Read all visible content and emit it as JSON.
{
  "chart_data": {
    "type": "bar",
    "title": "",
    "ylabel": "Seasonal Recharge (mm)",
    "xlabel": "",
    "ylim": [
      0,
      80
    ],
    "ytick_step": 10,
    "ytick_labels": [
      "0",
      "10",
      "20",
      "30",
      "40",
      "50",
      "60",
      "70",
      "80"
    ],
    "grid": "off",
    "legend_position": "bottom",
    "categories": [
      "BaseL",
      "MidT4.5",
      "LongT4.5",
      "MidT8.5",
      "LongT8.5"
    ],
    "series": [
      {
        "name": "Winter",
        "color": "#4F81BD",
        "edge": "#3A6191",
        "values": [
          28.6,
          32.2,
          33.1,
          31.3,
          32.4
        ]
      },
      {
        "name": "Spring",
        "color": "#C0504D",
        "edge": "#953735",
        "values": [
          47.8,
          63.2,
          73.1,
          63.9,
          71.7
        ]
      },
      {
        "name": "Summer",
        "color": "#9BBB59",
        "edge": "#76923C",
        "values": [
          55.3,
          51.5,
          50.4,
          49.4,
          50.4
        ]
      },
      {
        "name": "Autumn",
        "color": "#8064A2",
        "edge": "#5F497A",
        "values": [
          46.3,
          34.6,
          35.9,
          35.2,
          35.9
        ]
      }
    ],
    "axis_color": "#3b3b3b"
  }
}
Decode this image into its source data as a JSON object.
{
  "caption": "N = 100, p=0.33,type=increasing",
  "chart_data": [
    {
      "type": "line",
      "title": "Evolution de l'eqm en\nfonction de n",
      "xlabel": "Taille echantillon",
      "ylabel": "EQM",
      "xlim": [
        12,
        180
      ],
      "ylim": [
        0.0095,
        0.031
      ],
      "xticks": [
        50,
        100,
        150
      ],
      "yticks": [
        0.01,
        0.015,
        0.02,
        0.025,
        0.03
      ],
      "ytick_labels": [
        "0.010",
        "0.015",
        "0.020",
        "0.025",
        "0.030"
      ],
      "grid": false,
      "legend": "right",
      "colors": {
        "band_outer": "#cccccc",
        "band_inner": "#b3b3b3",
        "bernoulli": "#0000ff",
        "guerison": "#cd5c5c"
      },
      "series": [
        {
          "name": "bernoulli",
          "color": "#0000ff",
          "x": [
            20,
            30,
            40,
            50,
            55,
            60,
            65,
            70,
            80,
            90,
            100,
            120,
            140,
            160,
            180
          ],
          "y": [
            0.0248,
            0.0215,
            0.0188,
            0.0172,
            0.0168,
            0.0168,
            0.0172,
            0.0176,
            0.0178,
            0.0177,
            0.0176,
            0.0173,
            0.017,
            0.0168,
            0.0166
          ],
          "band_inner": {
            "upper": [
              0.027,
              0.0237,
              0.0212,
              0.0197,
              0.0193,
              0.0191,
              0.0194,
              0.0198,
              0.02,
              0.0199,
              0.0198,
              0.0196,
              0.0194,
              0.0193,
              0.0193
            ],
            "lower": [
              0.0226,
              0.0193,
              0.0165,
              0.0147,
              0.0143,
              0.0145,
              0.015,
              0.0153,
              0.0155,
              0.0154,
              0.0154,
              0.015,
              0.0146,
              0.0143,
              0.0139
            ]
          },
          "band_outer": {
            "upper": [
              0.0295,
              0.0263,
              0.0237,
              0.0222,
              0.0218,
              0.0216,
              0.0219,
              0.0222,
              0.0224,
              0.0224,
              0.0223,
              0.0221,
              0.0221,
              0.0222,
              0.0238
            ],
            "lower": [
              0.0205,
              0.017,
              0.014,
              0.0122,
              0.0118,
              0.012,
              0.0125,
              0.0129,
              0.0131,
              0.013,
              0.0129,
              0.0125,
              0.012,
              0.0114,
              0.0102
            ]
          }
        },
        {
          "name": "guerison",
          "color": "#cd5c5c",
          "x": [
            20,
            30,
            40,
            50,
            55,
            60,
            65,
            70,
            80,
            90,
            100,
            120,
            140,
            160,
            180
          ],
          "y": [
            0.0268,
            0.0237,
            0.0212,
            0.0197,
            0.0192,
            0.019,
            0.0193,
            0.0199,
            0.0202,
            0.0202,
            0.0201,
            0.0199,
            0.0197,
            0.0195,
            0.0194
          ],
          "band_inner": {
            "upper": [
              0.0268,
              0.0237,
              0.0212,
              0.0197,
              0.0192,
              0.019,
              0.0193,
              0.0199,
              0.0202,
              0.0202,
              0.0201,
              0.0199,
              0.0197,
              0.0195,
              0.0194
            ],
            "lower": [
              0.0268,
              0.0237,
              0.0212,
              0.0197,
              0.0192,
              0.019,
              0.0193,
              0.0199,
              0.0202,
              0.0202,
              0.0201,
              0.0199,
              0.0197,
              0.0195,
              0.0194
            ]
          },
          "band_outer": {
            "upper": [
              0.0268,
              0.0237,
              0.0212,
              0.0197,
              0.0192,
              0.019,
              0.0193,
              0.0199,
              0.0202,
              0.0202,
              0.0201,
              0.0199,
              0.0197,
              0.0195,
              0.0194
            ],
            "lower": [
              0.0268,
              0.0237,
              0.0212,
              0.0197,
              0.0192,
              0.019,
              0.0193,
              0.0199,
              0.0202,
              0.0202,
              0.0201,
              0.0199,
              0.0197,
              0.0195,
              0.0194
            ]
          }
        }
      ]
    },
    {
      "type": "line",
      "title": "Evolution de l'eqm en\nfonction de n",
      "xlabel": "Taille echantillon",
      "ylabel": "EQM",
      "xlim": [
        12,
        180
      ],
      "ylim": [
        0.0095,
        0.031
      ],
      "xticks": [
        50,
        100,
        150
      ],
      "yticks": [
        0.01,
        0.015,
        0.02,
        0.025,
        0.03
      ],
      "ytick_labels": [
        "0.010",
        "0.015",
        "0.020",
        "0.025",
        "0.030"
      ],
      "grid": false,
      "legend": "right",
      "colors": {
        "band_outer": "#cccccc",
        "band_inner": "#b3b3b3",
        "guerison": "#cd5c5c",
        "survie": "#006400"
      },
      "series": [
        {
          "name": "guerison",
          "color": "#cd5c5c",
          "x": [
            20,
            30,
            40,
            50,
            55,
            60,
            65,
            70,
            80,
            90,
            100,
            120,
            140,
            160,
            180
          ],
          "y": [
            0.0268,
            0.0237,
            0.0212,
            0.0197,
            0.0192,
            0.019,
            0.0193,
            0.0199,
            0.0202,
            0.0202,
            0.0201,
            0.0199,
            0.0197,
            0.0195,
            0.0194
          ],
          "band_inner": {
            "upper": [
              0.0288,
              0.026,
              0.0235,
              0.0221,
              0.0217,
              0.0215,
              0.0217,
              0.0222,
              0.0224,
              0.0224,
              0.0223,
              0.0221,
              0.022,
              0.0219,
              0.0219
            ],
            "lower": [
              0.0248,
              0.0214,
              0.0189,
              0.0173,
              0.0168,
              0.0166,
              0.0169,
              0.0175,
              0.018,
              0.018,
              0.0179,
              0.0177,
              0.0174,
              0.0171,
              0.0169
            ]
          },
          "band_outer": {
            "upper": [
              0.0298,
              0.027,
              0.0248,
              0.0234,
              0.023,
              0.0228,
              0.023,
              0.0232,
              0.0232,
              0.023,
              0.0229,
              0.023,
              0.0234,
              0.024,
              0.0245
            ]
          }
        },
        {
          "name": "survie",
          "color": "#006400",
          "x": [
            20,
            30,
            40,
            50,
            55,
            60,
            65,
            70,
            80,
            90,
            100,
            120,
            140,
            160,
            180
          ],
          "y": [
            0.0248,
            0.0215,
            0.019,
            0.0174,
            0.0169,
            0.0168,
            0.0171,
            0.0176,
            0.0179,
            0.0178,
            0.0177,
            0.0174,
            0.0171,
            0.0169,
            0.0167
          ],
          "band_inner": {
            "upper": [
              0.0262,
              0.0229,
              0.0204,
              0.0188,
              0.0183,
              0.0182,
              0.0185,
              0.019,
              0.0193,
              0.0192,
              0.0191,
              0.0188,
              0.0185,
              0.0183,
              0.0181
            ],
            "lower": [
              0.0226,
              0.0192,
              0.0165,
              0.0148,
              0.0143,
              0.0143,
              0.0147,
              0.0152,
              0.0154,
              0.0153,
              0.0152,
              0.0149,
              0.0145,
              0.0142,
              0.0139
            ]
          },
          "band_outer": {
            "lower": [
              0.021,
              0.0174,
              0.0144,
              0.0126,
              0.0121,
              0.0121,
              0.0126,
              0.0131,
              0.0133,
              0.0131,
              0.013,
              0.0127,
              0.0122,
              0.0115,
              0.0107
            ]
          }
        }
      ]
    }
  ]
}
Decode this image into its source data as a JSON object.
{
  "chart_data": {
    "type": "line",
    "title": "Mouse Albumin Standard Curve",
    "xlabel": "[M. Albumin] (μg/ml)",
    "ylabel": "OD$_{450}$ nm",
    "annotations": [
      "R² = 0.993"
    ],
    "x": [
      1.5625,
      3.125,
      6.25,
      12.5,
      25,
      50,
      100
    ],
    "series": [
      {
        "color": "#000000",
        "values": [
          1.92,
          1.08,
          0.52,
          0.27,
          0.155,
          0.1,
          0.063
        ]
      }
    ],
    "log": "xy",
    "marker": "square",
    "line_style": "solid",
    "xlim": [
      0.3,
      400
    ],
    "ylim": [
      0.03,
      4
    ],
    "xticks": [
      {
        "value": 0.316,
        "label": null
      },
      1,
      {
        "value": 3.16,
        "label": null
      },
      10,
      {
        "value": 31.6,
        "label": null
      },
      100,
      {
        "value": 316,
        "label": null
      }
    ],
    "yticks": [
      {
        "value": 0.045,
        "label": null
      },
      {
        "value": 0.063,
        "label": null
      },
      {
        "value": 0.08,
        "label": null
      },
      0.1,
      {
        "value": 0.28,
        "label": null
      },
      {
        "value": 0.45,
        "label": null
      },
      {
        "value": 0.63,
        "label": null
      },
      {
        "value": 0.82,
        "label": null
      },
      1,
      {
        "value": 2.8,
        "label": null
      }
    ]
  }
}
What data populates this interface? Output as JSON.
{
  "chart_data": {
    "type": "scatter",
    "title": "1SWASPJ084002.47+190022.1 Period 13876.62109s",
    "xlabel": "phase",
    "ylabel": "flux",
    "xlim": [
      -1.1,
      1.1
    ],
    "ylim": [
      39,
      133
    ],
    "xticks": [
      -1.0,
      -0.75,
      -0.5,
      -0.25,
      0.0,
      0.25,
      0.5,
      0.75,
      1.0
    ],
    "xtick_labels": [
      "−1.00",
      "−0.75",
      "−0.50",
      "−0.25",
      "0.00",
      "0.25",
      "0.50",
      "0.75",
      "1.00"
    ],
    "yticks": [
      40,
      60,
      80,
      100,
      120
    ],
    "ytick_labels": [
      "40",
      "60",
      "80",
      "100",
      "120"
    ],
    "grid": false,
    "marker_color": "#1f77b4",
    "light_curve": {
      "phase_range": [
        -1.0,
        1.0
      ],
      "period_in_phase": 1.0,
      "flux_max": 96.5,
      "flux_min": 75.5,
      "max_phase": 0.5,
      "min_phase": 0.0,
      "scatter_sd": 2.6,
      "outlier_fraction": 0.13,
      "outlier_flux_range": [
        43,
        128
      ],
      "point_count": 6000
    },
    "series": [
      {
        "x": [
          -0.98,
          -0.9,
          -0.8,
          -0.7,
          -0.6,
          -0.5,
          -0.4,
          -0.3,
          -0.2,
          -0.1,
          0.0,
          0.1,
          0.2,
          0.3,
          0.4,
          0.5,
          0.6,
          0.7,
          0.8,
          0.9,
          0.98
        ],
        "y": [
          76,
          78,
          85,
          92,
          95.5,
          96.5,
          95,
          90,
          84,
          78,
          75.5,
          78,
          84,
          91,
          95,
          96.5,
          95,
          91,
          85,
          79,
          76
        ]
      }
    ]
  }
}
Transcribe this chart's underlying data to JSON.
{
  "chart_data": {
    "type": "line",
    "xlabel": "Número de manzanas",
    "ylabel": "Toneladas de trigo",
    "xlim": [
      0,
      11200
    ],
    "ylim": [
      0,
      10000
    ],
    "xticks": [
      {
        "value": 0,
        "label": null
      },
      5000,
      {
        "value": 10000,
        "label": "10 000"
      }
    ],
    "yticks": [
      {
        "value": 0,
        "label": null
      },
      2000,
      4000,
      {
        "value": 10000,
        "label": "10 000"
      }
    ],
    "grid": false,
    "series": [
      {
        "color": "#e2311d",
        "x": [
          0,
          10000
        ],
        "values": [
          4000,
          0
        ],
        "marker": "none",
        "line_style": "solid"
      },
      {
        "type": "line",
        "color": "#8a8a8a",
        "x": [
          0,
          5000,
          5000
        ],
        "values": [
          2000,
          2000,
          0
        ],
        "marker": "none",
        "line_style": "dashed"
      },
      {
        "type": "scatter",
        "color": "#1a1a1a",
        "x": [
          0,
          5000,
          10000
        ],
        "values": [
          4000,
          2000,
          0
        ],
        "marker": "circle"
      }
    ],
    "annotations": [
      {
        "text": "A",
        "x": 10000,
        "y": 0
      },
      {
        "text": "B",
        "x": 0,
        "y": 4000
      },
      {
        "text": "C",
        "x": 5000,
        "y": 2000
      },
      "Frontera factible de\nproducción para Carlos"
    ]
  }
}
---*---
- **Set exercise**: Tally up the lines holding the word "JSON" in the data above, and answer with that figure only.

- **Expected answer**: 5